Entries shown:
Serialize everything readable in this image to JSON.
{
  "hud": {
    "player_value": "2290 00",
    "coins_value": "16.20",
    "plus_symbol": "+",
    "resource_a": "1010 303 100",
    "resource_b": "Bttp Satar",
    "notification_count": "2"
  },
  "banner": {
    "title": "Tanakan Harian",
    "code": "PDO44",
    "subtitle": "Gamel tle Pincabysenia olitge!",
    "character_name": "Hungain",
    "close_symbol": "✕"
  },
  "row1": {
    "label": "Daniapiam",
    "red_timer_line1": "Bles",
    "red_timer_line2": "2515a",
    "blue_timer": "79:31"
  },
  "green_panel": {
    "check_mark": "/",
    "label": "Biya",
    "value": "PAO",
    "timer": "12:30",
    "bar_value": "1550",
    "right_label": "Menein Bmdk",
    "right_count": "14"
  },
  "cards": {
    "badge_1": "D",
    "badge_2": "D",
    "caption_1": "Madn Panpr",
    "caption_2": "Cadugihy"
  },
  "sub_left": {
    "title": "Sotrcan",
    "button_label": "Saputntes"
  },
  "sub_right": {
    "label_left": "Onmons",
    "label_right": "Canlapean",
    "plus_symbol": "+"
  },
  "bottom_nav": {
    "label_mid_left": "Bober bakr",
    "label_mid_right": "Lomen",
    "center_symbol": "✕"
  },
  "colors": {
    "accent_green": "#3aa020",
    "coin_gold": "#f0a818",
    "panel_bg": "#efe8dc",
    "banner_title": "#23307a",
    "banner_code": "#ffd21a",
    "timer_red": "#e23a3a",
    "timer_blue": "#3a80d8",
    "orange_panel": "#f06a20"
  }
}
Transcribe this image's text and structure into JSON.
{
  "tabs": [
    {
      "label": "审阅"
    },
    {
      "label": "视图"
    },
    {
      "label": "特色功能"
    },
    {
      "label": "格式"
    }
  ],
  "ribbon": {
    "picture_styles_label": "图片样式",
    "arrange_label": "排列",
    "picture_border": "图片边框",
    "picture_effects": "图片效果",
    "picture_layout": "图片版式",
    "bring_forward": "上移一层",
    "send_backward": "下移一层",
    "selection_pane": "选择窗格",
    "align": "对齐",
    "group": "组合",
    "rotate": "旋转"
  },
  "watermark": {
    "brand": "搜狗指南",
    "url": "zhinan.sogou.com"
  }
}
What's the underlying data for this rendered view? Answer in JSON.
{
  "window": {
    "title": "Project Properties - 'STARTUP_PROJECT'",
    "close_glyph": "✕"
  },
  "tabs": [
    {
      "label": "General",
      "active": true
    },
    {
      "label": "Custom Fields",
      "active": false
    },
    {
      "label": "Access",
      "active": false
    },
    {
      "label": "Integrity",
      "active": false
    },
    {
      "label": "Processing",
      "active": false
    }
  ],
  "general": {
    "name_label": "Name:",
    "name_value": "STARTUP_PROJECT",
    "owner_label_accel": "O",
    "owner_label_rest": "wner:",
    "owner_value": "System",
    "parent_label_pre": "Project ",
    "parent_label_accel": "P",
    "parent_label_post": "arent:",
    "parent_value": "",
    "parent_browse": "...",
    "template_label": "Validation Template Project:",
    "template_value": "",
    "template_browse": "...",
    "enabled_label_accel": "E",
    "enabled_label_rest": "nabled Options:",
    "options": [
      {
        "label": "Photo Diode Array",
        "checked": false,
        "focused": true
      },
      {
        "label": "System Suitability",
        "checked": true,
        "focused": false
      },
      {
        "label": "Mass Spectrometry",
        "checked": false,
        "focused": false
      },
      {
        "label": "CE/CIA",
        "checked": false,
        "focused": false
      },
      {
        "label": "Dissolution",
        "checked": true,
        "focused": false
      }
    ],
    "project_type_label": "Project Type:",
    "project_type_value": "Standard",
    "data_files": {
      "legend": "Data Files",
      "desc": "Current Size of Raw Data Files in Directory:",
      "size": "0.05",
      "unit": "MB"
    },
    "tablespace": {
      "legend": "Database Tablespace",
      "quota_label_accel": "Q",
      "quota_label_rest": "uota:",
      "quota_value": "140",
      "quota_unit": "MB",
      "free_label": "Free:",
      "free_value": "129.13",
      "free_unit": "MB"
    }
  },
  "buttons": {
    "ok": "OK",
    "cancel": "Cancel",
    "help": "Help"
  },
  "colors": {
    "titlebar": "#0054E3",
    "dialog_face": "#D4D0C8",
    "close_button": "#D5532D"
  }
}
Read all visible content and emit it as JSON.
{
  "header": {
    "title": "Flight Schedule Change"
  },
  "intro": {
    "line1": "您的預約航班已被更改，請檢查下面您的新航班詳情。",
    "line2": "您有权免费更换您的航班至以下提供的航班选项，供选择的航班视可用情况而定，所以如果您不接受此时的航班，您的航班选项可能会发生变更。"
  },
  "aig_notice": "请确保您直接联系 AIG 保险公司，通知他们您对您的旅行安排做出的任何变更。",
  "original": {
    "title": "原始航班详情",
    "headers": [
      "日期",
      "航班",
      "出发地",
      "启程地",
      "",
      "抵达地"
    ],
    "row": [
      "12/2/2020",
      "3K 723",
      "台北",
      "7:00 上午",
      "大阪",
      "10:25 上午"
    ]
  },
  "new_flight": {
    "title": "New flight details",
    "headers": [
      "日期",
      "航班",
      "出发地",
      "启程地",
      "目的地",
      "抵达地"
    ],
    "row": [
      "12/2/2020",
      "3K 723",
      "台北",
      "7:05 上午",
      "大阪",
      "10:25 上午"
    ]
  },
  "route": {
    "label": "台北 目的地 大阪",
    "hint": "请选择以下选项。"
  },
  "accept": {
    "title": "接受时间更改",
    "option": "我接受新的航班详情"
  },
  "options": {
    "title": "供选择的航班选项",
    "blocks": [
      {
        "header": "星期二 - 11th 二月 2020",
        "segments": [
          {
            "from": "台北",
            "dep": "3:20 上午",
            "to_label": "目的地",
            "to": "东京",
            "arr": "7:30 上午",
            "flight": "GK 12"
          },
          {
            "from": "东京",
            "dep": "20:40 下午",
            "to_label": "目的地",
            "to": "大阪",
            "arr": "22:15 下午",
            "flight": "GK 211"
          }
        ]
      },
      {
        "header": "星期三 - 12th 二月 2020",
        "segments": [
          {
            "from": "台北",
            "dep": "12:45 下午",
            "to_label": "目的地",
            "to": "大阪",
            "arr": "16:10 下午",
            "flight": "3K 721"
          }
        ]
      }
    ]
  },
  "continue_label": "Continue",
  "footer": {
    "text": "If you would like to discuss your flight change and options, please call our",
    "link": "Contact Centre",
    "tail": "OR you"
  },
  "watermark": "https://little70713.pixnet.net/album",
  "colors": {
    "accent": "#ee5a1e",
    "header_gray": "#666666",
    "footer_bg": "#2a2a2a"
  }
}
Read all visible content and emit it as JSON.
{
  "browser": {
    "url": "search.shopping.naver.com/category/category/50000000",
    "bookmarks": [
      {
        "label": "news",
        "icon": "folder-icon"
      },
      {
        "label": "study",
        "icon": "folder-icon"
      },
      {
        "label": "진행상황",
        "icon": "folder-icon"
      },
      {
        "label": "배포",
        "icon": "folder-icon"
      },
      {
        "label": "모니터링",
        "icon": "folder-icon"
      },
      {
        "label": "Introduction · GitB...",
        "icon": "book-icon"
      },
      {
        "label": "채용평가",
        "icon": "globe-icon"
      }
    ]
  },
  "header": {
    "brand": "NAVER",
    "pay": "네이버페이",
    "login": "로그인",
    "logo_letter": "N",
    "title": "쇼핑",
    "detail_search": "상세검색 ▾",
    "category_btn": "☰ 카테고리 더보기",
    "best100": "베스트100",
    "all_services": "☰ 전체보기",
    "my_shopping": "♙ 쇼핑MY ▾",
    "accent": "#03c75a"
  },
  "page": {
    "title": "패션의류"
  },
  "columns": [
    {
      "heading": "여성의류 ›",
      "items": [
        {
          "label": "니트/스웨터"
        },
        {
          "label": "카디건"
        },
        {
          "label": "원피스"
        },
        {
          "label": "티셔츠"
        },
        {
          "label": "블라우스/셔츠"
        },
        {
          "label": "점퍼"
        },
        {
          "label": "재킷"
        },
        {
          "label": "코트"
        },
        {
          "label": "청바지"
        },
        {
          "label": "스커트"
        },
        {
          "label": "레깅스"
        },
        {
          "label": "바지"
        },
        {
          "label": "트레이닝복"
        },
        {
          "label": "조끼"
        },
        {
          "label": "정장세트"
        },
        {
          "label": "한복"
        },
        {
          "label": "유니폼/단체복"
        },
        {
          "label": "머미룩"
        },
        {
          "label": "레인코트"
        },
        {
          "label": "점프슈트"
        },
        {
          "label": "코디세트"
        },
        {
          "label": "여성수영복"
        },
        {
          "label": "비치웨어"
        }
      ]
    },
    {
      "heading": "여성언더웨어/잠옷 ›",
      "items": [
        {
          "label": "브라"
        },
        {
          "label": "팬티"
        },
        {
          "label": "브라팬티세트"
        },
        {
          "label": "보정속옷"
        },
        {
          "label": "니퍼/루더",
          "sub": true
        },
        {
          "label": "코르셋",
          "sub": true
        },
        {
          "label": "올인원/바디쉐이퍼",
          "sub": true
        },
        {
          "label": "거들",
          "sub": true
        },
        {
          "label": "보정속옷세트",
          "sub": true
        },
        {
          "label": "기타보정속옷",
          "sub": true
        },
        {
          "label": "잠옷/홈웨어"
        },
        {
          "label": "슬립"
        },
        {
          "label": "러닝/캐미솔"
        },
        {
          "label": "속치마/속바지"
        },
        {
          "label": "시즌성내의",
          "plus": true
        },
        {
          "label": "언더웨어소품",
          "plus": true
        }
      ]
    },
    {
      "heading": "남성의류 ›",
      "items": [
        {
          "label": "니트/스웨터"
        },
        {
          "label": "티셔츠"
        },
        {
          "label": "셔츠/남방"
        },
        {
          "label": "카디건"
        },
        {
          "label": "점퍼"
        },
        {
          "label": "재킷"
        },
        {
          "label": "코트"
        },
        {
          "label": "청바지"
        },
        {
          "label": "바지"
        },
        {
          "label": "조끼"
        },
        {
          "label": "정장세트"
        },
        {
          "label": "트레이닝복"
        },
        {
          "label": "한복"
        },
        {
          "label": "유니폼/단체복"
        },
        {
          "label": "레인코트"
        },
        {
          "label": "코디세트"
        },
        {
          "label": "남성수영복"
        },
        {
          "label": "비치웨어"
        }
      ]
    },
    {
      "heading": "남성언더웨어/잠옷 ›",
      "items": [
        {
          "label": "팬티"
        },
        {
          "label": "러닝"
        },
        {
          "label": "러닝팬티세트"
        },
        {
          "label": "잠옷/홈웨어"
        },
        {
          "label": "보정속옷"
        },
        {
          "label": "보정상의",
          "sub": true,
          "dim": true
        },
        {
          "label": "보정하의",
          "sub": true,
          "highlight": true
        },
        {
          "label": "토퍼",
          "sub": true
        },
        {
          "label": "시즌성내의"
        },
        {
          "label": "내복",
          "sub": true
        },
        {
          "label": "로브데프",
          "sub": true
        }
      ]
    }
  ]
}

Prompt: Filter the records above and return every line that holds the word "image".

Exercise answer:
Serialize everything readable in this image to JSON.
Transcribe this image's text and structure into JSON.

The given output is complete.